_Data section_:
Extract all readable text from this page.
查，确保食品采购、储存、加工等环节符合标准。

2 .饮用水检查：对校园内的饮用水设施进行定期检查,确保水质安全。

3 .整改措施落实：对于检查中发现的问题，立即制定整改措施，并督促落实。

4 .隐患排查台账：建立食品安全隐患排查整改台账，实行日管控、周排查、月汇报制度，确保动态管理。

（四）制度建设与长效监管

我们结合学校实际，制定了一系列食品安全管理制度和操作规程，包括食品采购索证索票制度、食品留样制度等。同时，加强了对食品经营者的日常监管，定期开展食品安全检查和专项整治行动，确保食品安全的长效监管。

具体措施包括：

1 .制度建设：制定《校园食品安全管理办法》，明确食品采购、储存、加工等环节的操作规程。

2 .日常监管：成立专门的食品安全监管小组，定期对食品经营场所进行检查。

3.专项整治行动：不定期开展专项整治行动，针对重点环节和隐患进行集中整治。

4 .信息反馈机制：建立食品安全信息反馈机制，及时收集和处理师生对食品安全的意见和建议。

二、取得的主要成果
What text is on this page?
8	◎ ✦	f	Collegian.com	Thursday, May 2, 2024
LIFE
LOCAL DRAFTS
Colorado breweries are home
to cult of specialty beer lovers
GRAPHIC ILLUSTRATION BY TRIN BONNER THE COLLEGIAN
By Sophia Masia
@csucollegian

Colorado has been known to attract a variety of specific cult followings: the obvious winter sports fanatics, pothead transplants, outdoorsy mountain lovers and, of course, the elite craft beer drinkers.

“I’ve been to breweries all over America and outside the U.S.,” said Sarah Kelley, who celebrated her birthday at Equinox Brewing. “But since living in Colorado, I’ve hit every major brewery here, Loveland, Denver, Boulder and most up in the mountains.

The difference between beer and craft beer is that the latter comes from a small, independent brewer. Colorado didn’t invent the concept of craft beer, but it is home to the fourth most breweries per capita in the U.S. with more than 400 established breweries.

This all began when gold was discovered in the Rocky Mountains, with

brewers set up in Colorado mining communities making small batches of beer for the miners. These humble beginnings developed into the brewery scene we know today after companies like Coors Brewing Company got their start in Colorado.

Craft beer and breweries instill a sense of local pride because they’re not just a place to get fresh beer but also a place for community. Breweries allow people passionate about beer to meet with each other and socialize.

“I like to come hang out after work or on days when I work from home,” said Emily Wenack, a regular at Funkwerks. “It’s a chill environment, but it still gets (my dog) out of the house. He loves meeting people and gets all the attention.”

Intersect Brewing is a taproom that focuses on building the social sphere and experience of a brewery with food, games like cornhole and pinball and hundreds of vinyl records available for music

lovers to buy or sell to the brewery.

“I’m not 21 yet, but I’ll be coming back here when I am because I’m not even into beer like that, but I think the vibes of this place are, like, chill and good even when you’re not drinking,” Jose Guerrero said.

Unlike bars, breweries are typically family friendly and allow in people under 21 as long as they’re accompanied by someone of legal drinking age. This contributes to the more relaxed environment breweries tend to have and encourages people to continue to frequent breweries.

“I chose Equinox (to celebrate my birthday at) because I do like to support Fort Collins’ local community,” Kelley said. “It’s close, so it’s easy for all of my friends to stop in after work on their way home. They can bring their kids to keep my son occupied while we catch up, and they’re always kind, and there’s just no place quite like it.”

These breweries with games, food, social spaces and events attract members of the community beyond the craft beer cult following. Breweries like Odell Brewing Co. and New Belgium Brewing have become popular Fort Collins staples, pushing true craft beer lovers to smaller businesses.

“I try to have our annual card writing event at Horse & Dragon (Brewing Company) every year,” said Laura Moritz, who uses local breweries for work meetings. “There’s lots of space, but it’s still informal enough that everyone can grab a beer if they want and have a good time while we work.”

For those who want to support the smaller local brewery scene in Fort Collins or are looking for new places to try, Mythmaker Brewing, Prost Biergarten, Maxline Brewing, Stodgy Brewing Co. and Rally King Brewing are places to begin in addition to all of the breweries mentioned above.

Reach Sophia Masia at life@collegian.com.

_Written request_: Report the number of lines in the listing that include the string "lovers"; give nothing but the number.

_Answer for the task_: 4